(A series of entries)
------------------------------------------------------------

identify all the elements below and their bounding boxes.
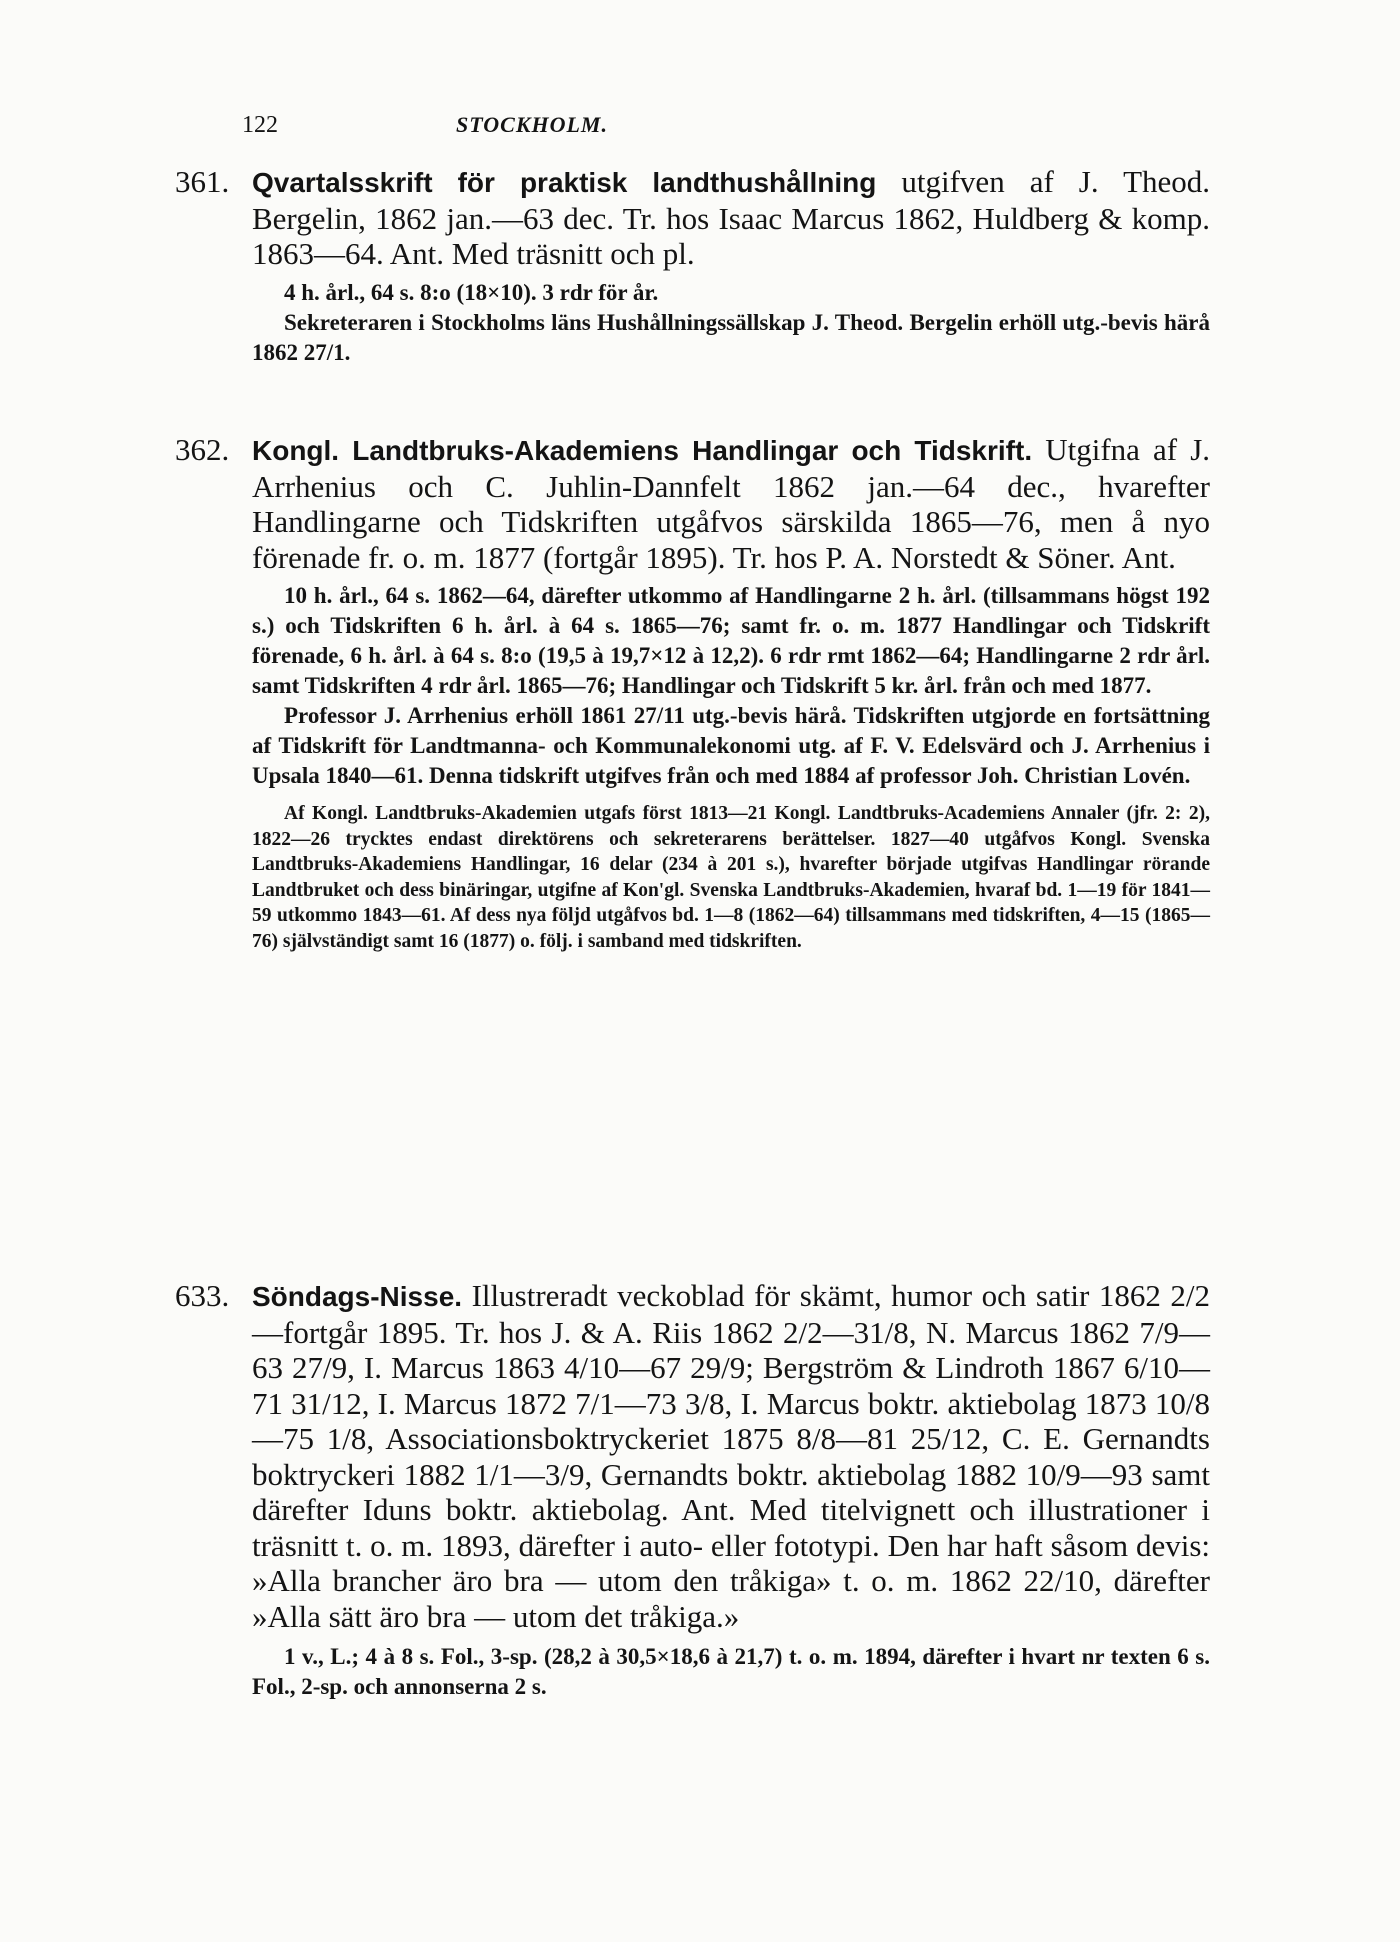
entry-title: Söndags-Nisse. bbox=[252, 1281, 463, 1312]
entry-fine-print bbox=[252, 801, 1210, 955]
entry-body: Illustreradt veckoblad för skämt, humor och satir 1862 2/2—fortgår 1895. Tr. hos J. & A. Riis 1862 2/2—31/8, N. Marcus 1862 7/9—63 27/9, I. Marcus 1863 4/10—67 29/9; Bergström & Lindroth 1867 6/10—71 31/12, I. Marcus 1872 7/1—73 3/8, I. Marcus boktr. aktiebolag 1873 10/8—75 1/8, Associationsboktryckeriet 1875 8/8—81 25/12, C. E. Gernandts boktryckeri 1882 1/1—3/9, Gernandts boktr. aktiebolag 1882 10/9—93 samt därefter Iduns boktr. aktiebolag. Ant. Med titelvignett och illustrationer i träsnitt t. o. m. 1893, därefter i auto- eller fototypi. Den har haft såsom devis: »Alla brancher äro bra — utom den tråkiga» t. o. m. 1862 22/10, därefter »Alla sätt äro bra — utom det tråkiga.» bbox=[252, 1278, 1210, 1634]
entry-362 bbox=[175, 432, 1210, 955]
entry-number: 362. bbox=[175, 432, 230, 467]
entry-title: Qvartalsskrift för praktisk landthushållning bbox=[252, 167, 877, 198]
entry-notes bbox=[252, 278, 1210, 368]
entry-notes bbox=[252, 1642, 1210, 1702]
page-number: 122 bbox=[242, 112, 278, 138]
entry-361 bbox=[175, 164, 1210, 368]
entry-main-text bbox=[252, 1278, 1210, 1634]
entry-main-text bbox=[252, 432, 1210, 575]
entry-633 bbox=[175, 1278, 1210, 1702]
entry-body: utgifven af J. Theod. Bergelin, 1862 jan.—63 dec. Tr. hos Isaac Marcus 1862, Huldberg & komp. 1863—64. Ant. Med träsnitt och pl. bbox=[252, 164, 1211, 271]
entry-note: Sekreteraren i Stockholms läns Hushållningssällskap J. Theod. Bergelin erhöll utg.-bevis härå 1862 27/1. bbox=[252, 309, 1210, 365]
running-head: STOCKHOLM. bbox=[455, 112, 608, 137]
entry-note: 4 h. årl., 64 s. 8:o (18×10). 3 rdr för år. bbox=[284, 279, 659, 305]
entry-notes bbox=[252, 581, 1210, 791]
entry-number: 361. bbox=[175, 164, 230, 199]
page-header bbox=[242, 112, 822, 152]
entry-note: Professor J. Arrhenius erhöll 1861 27/11 utg.-bevis härå. Tidskriften utgjorde en fortsättning af Tidskrift för Landtmanna- och Kommunalekonomi utg. af F. V. Edelsvärd och J. Arrhenius i Upsala 1840—61. Denna tidskrift utgifves från och med 1884 af professor Joh. Christian Lovén. bbox=[252, 703, 1210, 788]
entry-main-text bbox=[252, 164, 1210, 272]
entry-number: 633. bbox=[175, 1278, 230, 1313]
entry-body: Utgifna af J. Arrhenius och C. Juhlin-Dannfelt 1862 jan.—64 dec., hvarefter Handlingarne och Tidskriften utgåfvos särskilda 1865—76, men å nyo förenade fr. o. m. 1877 (fortgår 1895). Tr. hos P. A. Norstedt & Söner. Ant. bbox=[252, 432, 1211, 575]
entry-title: Kongl. Landtbruks-Akademiens Handlingar och Tidskrift. bbox=[252, 435, 1033, 466]
fine-print-paragraph: Af Kongl. Landtbruks-Akademien utgafs först 1813—21 Kongl. Landtbruks-Academiens Annaler (jfr. 2: 2), 1822—26 trycktes endast direktörens och sekreterarens berättelser. 1827—40 utgåfvos Kongl. Svenska Landtbruks-Akademiens Handlingar, 16 delar (234 à 201 s.), hvarefter började utgifvas Handlingar rörande Landtbruket och dess binäringar, utgifne af Kon'gl. Svenska Landtbruks-Akademien, hvaraf bd. 1—19 för 1841—59 utkommo 1843—61. Af dess nya följd utgåfvos bd. 1—8 (1862—64) tillsammans med tidskriften, 4—15 (1865—76) självständigt samt 16 (1877) o. följ. i samband med tidskriften. bbox=[252, 803, 1210, 952]
entry-note: 10 h. årl., 64 s. 1862—64, därefter utkommo af Handlingarne 2 h. årl. (tillsammans högst 192 s.) och Tidskriften 6 h. årl. à 64 s. 1865—76; samt fr. o. m. 1877 Handlingar och Tidskrift förenade, 6 h. årl. à 64 s. 8:o (19,5 à 19,7×12 à 12,2). 6 rdr rmt 1862—64; Handlingarne 2 rdr årl. samt Tidskriften 4 rdr årl. 1865—76; Handlingar och Tidskrift 5 kr. årl. från och med 1877. bbox=[252, 583, 1210, 698]
entry-note: 1 v., L.; 4 à 8 s. Fol., 3-sp. (28,2 à 30,5×18,6 à 21,7) t. o. m. 1894, därefter i hvart nr texten 6 s. Fol., 2-sp. och annonserna 2 s. bbox=[252, 1644, 1210, 1699]
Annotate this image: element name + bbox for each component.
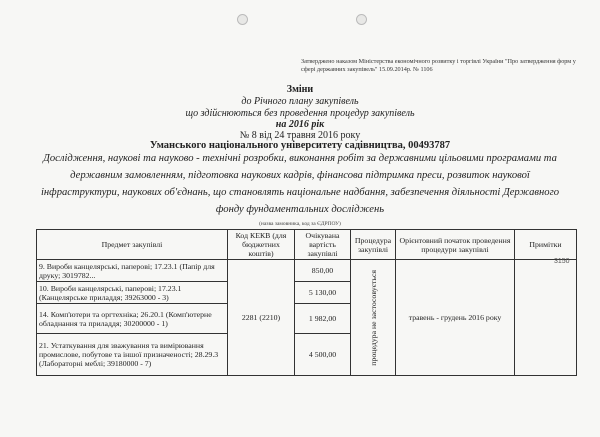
punch-hole-left [237, 14, 248, 25]
procedure-cell [351, 260, 396, 376]
row-item: 21. Устаткування для зважування та вимірювання промислове, побутове та іншої призначеності; 28.29.3 (Лабораторні меблі; 39180000 - 7) [37, 334, 228, 376]
table-row [37, 260, 577, 282]
margin-stamp: 3150 [554, 258, 570, 265]
row-item: 9. Вироби канцелярські, паперові; 17.23.1 (Папір для друку; 3019782... [37, 260, 228, 282]
table-header-row [37, 230, 577, 260]
header-item: Предмет закупівлі [37, 230, 228, 260]
header-procedure: Процедура закупівлі [351, 230, 396, 260]
row-cost: 850,00 [295, 260, 351, 282]
procurement-subject: Дослідження, наукові та науково - технічні розробки, виконання робіт за державними цільовими програмами та державним замовленням, підготовка наукових кадрів, фінансова підтримка преси, розвиток наукової інфраструктури, наукових об'єднань, що становлять національне надбання, забезпечення діяльності Державного фонду фундаментальних досліджень [40, 153, 560, 215]
header-notes: Примітки [515, 230, 577, 260]
punch-hole-right [356, 14, 367, 25]
plan-number: № 8 від 24 травня 2016 року [239, 130, 361, 141]
row-cost: 4 500,00 [295, 334, 351, 376]
header-kekv: Код КЕКВ (для бюджетних коштів) [228, 230, 295, 260]
document-title: Зміни [286, 84, 314, 95]
header-start: Орієнтовний початок проведення процедури закупівлі [396, 230, 515, 260]
row-item: 10. Вироби канцелярські, паперові; 17.23.1 (Канцелярське приладдя; 39263000 - 3) [37, 282, 228, 304]
procedure-text: процедура не застосовується [368, 269, 378, 366]
title-line-1: до Річного плану закупівель [241, 96, 359, 107]
plan-year: на 2016 рік [275, 119, 325, 130]
customer-name: Уманського національного університету садівництва, 00493787 [149, 140, 451, 151]
row-item: 14. Комп'ютери та оргтехніка; 26.20.1 (Комп'ютерне обладнання та приладдя; 30200000 - 1) [37, 304, 228, 334]
kekv-cell: 2281 (2210) [228, 260, 295, 376]
procurement-table [36, 229, 577, 376]
customer-hint: (назва замовника, код за ЄДРПОУ) [259, 221, 341, 227]
start-cell: травень - грудень 2016 року [396, 260, 515, 376]
notes-cell [515, 260, 577, 376]
approval-note: Затверджено наказом Міністерства економічного розвитку і торгівлі України "Про затвердження форм у сфері державних закупівель" 15.09.2014р. № 1106 [301, 58, 576, 73]
row-cost: 5 130,00 [295, 282, 351, 304]
title-line-2: що здійснюються без проведення процедур закупівель [185, 108, 415, 119]
row-cost: 1 982,00 [295, 304, 351, 334]
header-cost: Очікувана вартість закупівлі [295, 230, 351, 260]
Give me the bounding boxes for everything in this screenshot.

------------------------------------------------------------

Rewrite the entries above, changing each "bounding boxes" to "outlines" and keeping every other detail identical. Omit the pictures from your version.

[EXPECTED ANSWER]
identify all the elements below and their outlines.
entry-title: Söndags-Nisse. bbox=[252, 1281, 463, 1312]
entry-fine-print bbox=[252, 801, 1210, 955]
entry-body: Illustreradt veckoblad för skämt, humor och satir 1862 2/2—fortgår 1895. Tr. hos J. & A. Riis 1862 2/2—31/8, N. Marcus 1862 7/9—63 27/9, I. Marcus 1863 4/10—67 29/9; Bergström & Lindroth 1867 6/10—71 31/12, I. Marcus 1872 7/1—73 3/8, I. Marcus boktr. aktiebolag 1873 10/8—75 1/8, Associationsboktryckeriet 1875 8/8—81 25/12, C. E. Gernandts boktryckeri 1882 1/1—3/9, Gernandts boktr. aktiebolag 1882 10/9—93 samt därefter Iduns boktr. aktiebolag. Ant. Med titelvignett och illustrationer i träsnitt t. o. m. 1893, därefter i auto- eller fototypi. Den har haft såsom devis: »Alla brancher äro bra — utom den tråkiga» t. o. m. 1862 22/10, därefter »Alla sätt äro bra — utom det tråkiga.» bbox=[252, 1278, 1210, 1634]
entry-362 bbox=[175, 432, 1210, 955]
entry-number: 362. bbox=[175, 432, 230, 467]
entry-title: Qvartalsskrift för praktisk landthushållning bbox=[252, 167, 877, 198]
entry-notes bbox=[252, 278, 1210, 368]
entry-notes bbox=[252, 1642, 1210, 1702]
page-number: 122 bbox=[242, 112, 278, 138]
entry-361 bbox=[175, 164, 1210, 368]
entry-main-text bbox=[252, 1278, 1210, 1634]
entry-main-text bbox=[252, 432, 1210, 575]
entry-633 bbox=[175, 1278, 1210, 1702]
entry-body: utgifven af J. Theod. Bergelin, 1862 jan.—63 dec. Tr. hos Isaac Marcus 1862, Huldberg & komp. 1863—64. Ant. Med träsnitt och pl. bbox=[252, 164, 1211, 271]
entry-note: Sekreteraren i Stockholms läns Hushållningssällskap J. Theod. Bergelin erhöll utg.-bevis härå 1862 27/1. bbox=[252, 309, 1210, 365]
running-head: STOCKHOLM. bbox=[455, 112, 608, 137]
entry-note: 4 h. årl., 64 s. 8:o (18×10). 3 rdr för år. bbox=[284, 279, 659, 305]
entry-notes bbox=[252, 581, 1210, 791]
entry-number: 361. bbox=[175, 164, 230, 199]
page-header bbox=[242, 112, 822, 152]
entry-note: Professor J. Arrhenius erhöll 1861 27/11 utg.-bevis härå. Tidskriften utgjorde en fortsättning af Tidskrift för Landtmanna- och Kommunalekonomi utg. af F. V. Edelsvärd och J. Arrhenius i Upsala 1840—61. Denna tidskrift utgifves från och med 1884 af professor Joh. Christian Lovén. bbox=[252, 703, 1210, 788]
entry-main-text bbox=[252, 164, 1210, 272]
entry-number: 633. bbox=[175, 1278, 230, 1313]
entry-body: Utgifna af J. Arrhenius och C. Juhlin-Dannfelt 1862 jan.—64 dec., hvarefter Handlingarne och Tidskriften utgåfvos särskilda 1865—76, men å nyo förenade fr. o. m. 1877 (fortgår 1895). Tr. hos P. A. Norstedt & Söner. Ant. bbox=[252, 432, 1211, 575]
entry-title: Kongl. Landtbruks-Akademiens Handlingar och Tidskrift. bbox=[252, 435, 1033, 466]
fine-print-paragraph: Af Kongl. Landtbruks-Akademien utgafs först 1813—21 Kongl. Landtbruks-Academiens Annaler (jfr. 2: 2), 1822—26 trycktes endast direktörens och sekreterarens berättelser. 1827—40 utgåfvos Kongl. Svenska Landtbruks-Akademiens Handlingar, 16 delar (234 à 201 s.), hvarefter började utgifvas Handlingar rörande Landtbruket och dess binäringar, utgifne af Kon'gl. Svenska Landtbruks-Akademien, hvaraf bd. 1—19 för 1841—59 utkommo 1843—61. Af dess nya följd utgåfvos bd. 1—8 (1862—64) tillsammans med tidskriften, 4—15 (1865—76) självständigt samt 16 (1877) o. följ. i samband med tidskriften. bbox=[252, 803, 1210, 952]
entry-note: 10 h. årl., 64 s. 1862—64, därefter utkommo af Handlingarne 2 h. årl. (tillsammans högst 192 s.) och Tidskriften 6 h. årl. à 64 s. 1865—76; samt fr. o. m. 1877 Handlingar och Tidskrift förenade, 6 h. årl. à 64 s. 8:o (19,5 à 19,7×12 à 12,2). 6 rdr rmt 1862—64; Handlingarne 2 rdr årl. samt Tidskriften 4 rdr årl. 1865—76; Handlingar och Tidskrift 5 kr. årl. från och med 1877. bbox=[252, 583, 1210, 698]
entry-note: 1 v., L.; 4 à 8 s. Fol., 3-sp. (28,2 à 30,5×18,6 à 21,7) t. o. m. 1894, därefter i hvart nr texten 6 s. Fol., 2-sp. och annonserna 2 s. bbox=[252, 1644, 1210, 1699]
Annotate this image: element name + bbox for each component.
punch-hole-left [237, 14, 248, 25]
procedure-cell [351, 260, 396, 376]
row-item: 21. Устаткування для зважування та вимірювання промислове, побутове та іншої призначеності; 28.29.3 (Лабораторні меблі; 39180000 - 7) [37, 334, 228, 376]
table-row [37, 260, 577, 282]
margin-stamp: 3150 [554, 258, 570, 265]
row-item: 9. Вироби канцелярські, паперові; 17.23.1 (Папір для друку; 3019782... [37, 260, 228, 282]
table-header-row [37, 230, 577, 260]
header-item: Предмет закупівлі [37, 230, 228, 260]
header-procedure: Процедура закупівлі [351, 230, 396, 260]
row-cost: 850,00 [295, 260, 351, 282]
procurement-subject: Дослідження, наукові та науково - технічні розробки, виконання робіт за державними цільовими програмами та державним замовленням, підготовка наукових кадрів, фінансова підтримка преси, розвиток наукової інфраструктури, наукових об'єднань, що становлять національне надбання, забезпечення діяльності Державного фонду фундаментальних досліджень [40, 153, 560, 215]
header-notes: Примітки [515, 230, 577, 260]
punch-hole-right [356, 14, 367, 25]
plan-number: № 8 від 24 травня 2016 року [239, 130, 361, 141]
row-cost: 4 500,00 [295, 334, 351, 376]
header-kekv: Код КЕКВ (для бюджетних коштів) [228, 230, 295, 260]
document-title: Зміни [286, 84, 314, 95]
header-start: Орієнтовний початок проведення процедури закупівлі [396, 230, 515, 260]
row-item: 10. Вироби канцелярські, паперові; 17.23.1 (Канцелярське приладдя; 39263000 - 3) [37, 282, 228, 304]
procedure-text: процедура не застосовується [368, 269, 378, 366]
title-line-1: до Річного плану закупівель [241, 96, 359, 107]
plan-year: на 2016 рік [275, 119, 325, 130]
customer-name: Уманського національного університету садівництва, 00493787 [149, 140, 451, 151]
row-item: 14. Комп'ютери та оргтехніка; 26.20.1 (Комп'ютерне обладнання та приладдя; 30200000 - 1) [37, 304, 228, 334]
kekv-cell: 2281 (2210) [228, 260, 295, 376]
procurement-table [36, 229, 577, 376]
customer-hint: (назва замовника, код за ЄДРПОУ) [259, 221, 341, 227]
start-cell: травень - грудень 2016 року [396, 260, 515, 376]
notes-cell [515, 260, 577, 376]
approval-note: Затверджено наказом Міністерства економічного розвитку і торгівлі України "Про затвердження форм у сфері державних закупівель" 15.09.2014р. № 1106 [301, 58, 576, 73]
row-cost: 5 130,00 [295, 282, 351, 304]
title-line-2: що здійснюються без проведення процедур закупівель [185, 108, 415, 119]
row-cost: 1 982,00 [295, 304, 351, 334]
header-cost: Очікувана вартість закупівлі [295, 230, 351, 260]
Give me the outlines for everything in this screenshot.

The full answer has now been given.